## Given instruction:
Locate every line in the material below that has the word "name". Copy each of those lines.
## start Material for this task
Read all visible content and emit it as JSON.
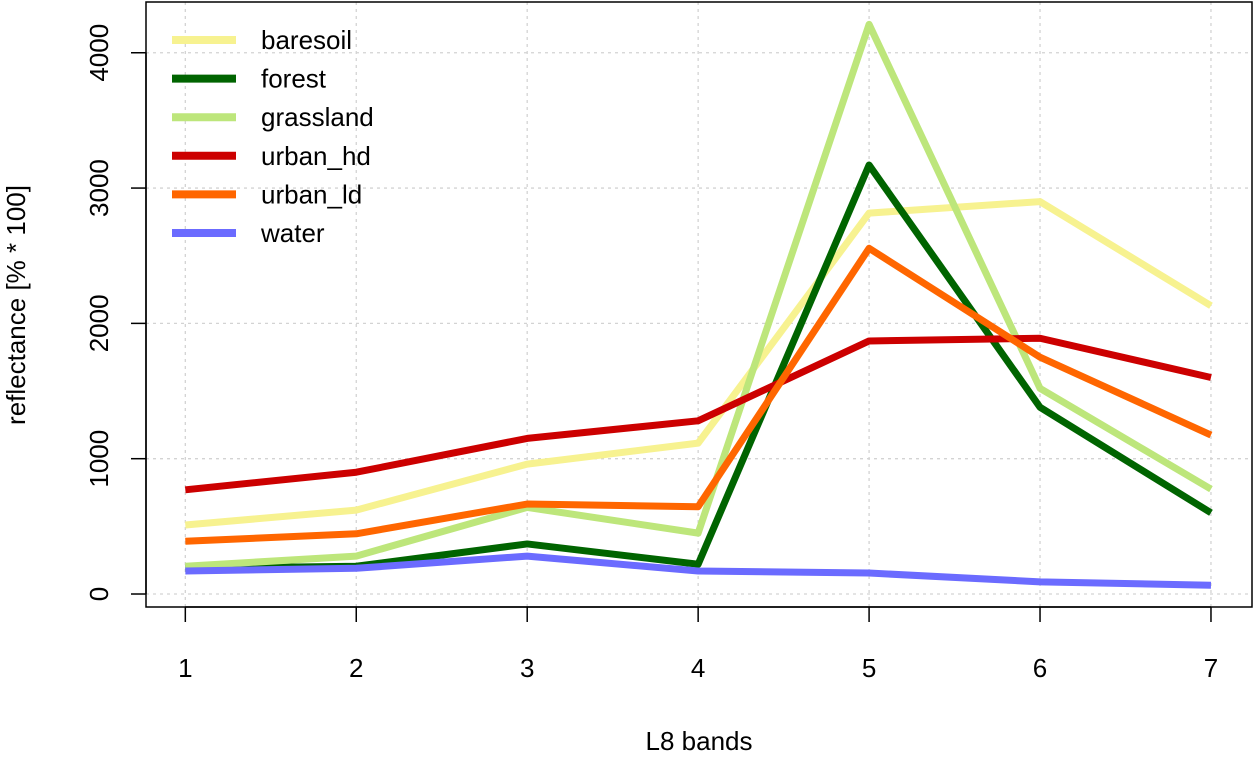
{
  "chart_data": {
    "type": "line",
    "title": "",
    "xlabel": "L8 bands",
    "ylabel": "reflectance [% * 100]",
    "x": [
      1,
      2,
      3,
      4,
      5,
      6,
      7
    ],
    "x_ticks": [
      "1",
      "2",
      "3",
      "4",
      "5",
      "6",
      "7"
    ],
    "y_ticks": [
      "0",
      "1000",
      "2000",
      "3000",
      "4000"
    ],
    "y_tick_values": [
      0,
      1000,
      2000,
      3000,
      4000
    ],
    "xlim": [
      0.77,
      7.24
    ],
    "ylim": [
      -96,
      4375
    ],
    "grid": true,
    "legend_position": "top-left",
    "series": [
      {
        "name": "baresoil",
        "color": "#f7f290",
        "values": [
          510,
          620,
          960,
          1115,
          2815,
          2900,
          2130
        ]
      },
      {
        "name": "forest",
        "color": "#006400",
        "values": [
          190,
          205,
          370,
          220,
          3170,
          1380,
          600
        ]
      },
      {
        "name": "grassland",
        "color": "#bde67b",
        "values": [
          205,
          280,
          640,
          450,
          4210,
          1520,
          775
        ]
      },
      {
        "name": "urban_hd",
        "color": "#cc0000",
        "values": [
          770,
          900,
          1150,
          1280,
          1870,
          1890,
          1600
        ]
      },
      {
        "name": "urban_ld",
        "color": "#ff6600",
        "values": [
          390,
          445,
          665,
          645,
          2555,
          1750,
          1175
        ]
      },
      {
        "name": "water",
        "color": "#6b6bff",
        "values": [
          170,
          190,
          280,
          170,
          155,
          90,
          65
        ]
      }
    ]
  }
}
## end Material for this task
## Solved problem:
        "name": "baresoil",
        "name": "forest",
        "name": "grassland",
        "name": "urban_hd",
        "name": "urban_ld",
        "name": "water",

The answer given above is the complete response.